╭─ Material shown
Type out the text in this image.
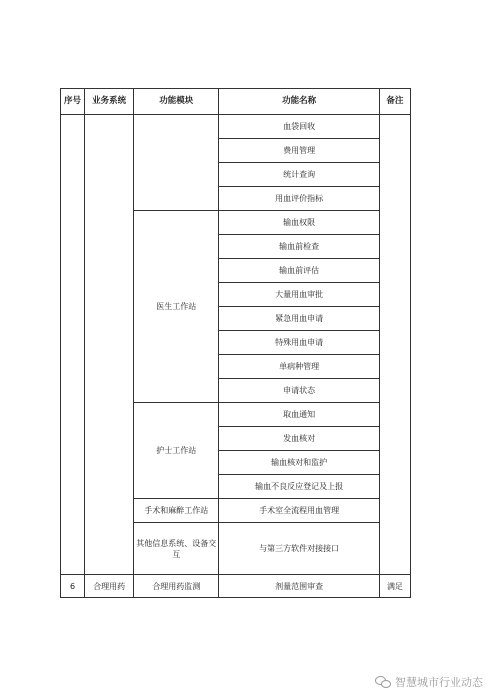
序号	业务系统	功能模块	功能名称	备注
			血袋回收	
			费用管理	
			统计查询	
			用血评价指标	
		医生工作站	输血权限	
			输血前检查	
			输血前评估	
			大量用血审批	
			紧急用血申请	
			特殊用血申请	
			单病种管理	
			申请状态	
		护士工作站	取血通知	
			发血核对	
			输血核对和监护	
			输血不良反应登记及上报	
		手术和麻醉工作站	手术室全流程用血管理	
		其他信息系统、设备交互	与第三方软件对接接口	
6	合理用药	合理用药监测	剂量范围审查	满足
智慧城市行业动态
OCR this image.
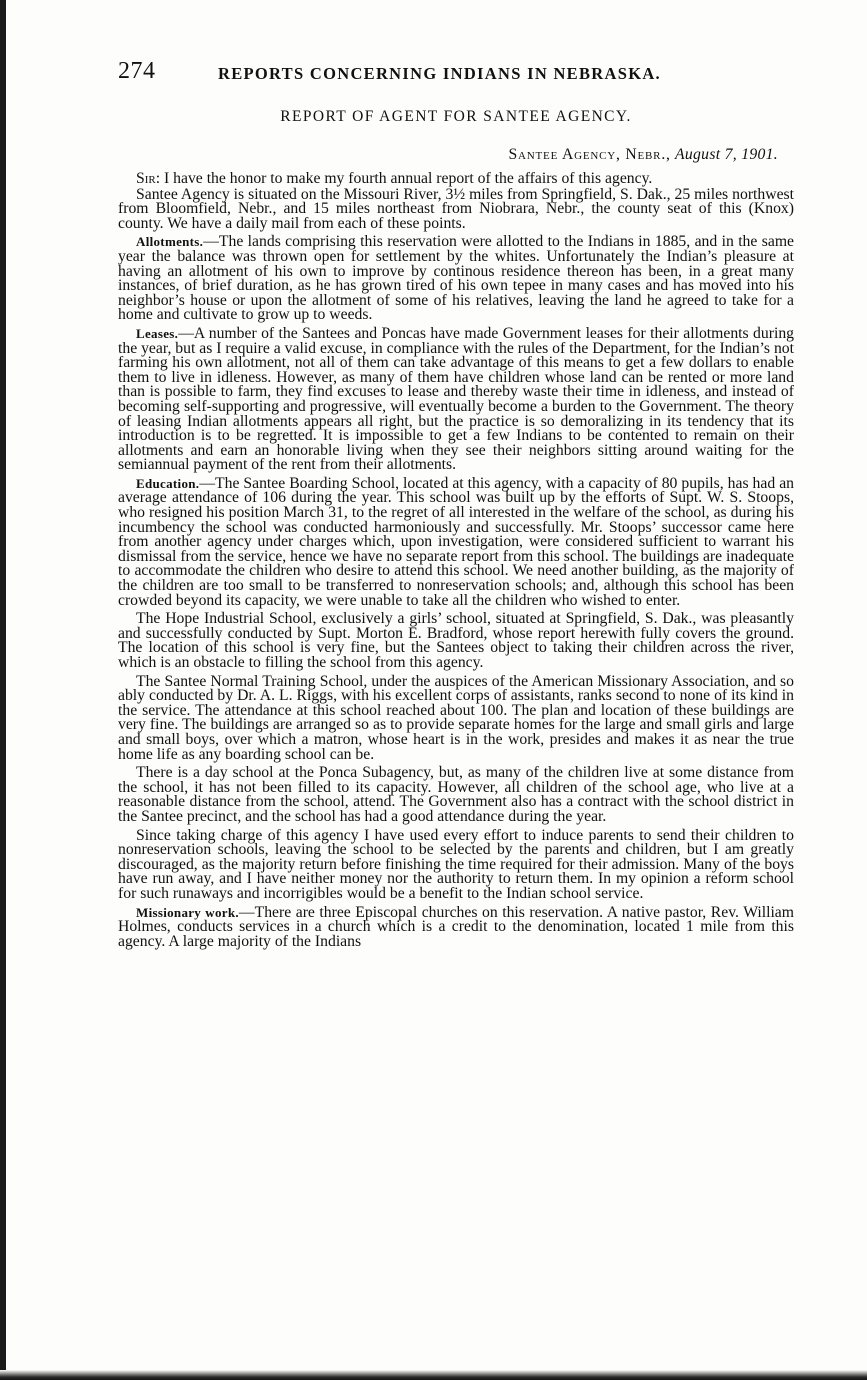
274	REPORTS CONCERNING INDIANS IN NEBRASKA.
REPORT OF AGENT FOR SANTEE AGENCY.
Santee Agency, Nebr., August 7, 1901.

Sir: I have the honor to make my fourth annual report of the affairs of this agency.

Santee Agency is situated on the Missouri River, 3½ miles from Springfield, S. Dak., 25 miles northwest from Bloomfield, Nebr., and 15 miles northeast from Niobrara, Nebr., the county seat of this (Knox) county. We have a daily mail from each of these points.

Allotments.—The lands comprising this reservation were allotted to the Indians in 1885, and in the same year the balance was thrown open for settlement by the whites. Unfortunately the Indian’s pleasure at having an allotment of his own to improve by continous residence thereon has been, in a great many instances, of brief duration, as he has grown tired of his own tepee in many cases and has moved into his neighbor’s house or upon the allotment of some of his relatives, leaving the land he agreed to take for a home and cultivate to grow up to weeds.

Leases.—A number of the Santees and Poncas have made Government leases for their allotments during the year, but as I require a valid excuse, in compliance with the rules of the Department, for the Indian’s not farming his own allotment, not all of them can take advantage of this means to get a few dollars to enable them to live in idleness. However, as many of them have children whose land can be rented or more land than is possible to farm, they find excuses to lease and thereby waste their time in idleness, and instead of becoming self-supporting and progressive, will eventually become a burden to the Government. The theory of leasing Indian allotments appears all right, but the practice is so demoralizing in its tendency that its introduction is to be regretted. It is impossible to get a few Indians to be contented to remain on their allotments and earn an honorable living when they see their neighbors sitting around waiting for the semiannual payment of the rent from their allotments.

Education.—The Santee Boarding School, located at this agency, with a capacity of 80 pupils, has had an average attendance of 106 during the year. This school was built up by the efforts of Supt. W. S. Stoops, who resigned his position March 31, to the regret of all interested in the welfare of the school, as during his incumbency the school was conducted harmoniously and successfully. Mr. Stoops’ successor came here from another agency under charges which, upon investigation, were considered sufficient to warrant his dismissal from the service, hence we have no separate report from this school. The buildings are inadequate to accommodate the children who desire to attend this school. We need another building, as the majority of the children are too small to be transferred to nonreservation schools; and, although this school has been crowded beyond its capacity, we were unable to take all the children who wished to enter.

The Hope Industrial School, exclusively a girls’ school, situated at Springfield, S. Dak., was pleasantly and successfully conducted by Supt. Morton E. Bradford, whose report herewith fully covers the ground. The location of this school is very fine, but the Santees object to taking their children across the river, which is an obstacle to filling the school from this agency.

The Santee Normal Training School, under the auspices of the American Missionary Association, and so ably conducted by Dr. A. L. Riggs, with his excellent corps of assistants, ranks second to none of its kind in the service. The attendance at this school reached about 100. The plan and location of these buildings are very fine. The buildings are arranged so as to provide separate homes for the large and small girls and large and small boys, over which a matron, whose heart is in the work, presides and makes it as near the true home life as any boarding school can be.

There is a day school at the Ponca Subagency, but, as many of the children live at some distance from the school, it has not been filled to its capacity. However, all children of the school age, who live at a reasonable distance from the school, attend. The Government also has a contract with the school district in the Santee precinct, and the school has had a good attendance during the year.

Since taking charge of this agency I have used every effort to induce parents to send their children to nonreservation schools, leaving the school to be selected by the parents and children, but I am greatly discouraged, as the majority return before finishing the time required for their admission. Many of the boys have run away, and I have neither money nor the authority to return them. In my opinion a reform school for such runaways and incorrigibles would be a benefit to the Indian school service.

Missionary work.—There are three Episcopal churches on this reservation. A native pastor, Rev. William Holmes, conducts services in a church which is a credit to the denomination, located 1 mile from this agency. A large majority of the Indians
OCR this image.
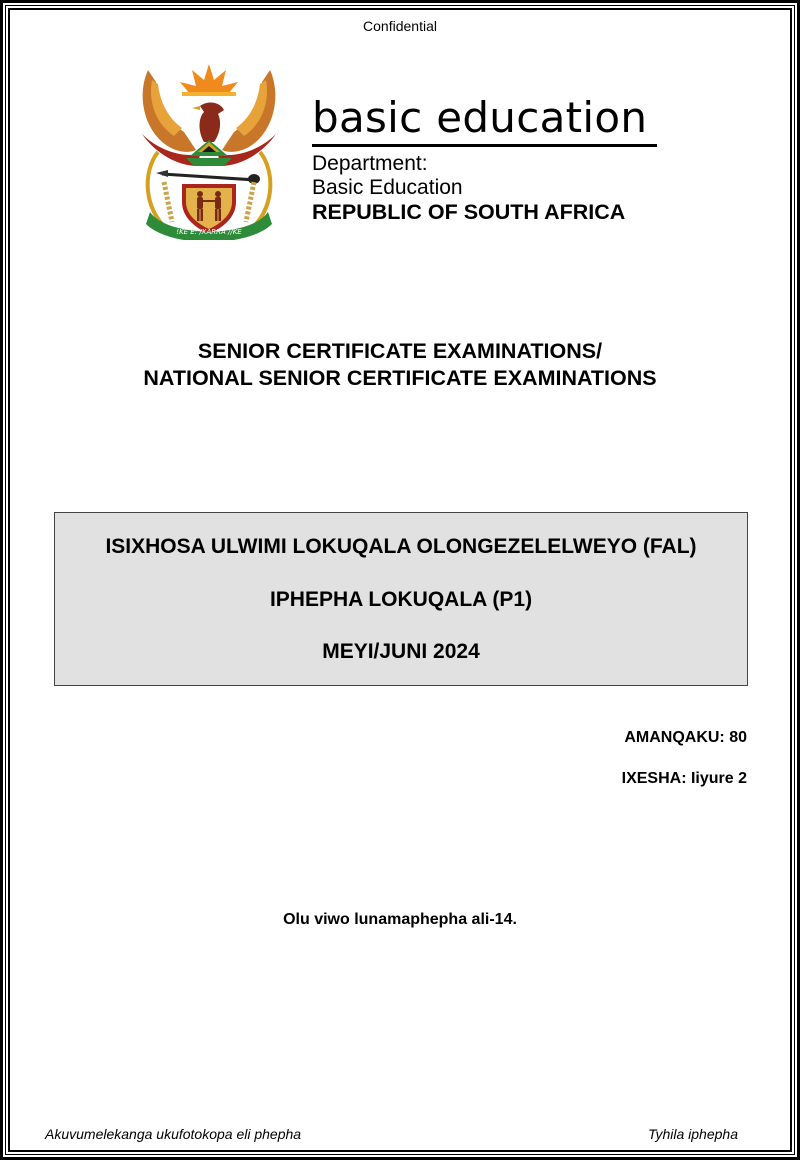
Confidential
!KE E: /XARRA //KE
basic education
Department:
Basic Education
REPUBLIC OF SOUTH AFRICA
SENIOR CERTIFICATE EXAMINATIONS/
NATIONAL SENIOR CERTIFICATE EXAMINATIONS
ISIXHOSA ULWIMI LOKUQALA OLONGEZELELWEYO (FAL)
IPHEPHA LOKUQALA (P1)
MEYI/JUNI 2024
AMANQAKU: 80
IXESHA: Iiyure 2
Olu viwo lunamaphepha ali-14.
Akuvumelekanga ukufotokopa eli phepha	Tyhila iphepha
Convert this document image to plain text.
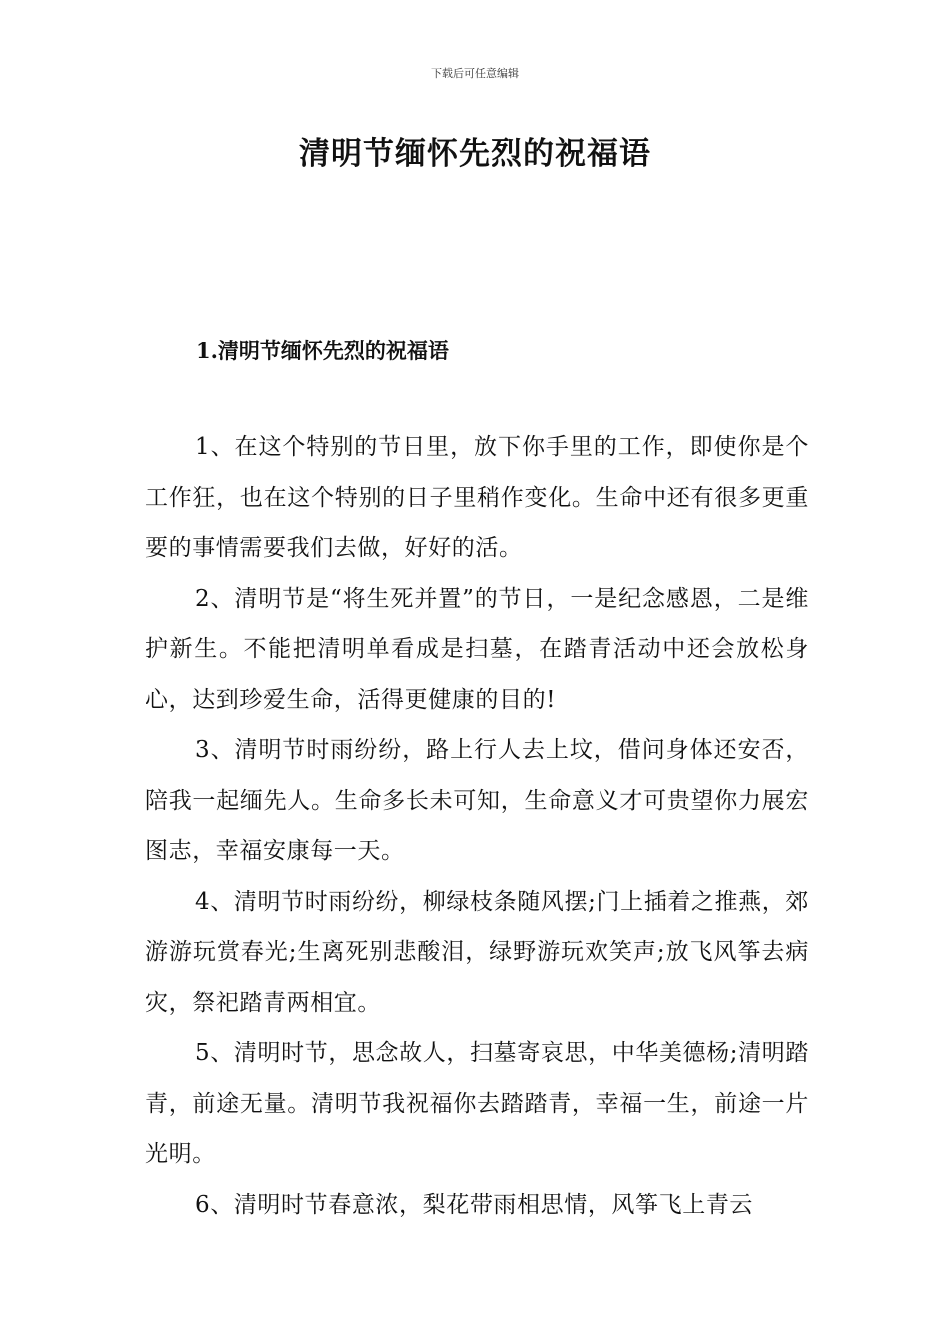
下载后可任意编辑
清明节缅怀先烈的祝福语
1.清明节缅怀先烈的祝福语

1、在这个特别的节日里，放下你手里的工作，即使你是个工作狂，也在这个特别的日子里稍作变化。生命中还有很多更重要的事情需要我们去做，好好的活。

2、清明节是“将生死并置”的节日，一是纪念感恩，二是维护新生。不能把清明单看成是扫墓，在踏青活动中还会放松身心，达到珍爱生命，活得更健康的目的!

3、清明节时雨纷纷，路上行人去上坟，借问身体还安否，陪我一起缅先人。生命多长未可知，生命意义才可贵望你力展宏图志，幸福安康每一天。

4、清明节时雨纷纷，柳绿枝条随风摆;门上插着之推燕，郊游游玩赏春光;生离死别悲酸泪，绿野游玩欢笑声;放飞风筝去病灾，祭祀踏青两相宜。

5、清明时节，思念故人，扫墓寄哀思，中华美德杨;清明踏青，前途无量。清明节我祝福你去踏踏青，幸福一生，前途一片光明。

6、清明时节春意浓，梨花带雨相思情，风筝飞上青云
╰─
• _Do this_
Leave out every line without the string "SENIOR" and copy the rest.

• _Solution to this task_
SENIOR CERTIFICATE EXAMINATIONS/
NATIONAL SENIOR CERTIFICATE EXAMINATIONS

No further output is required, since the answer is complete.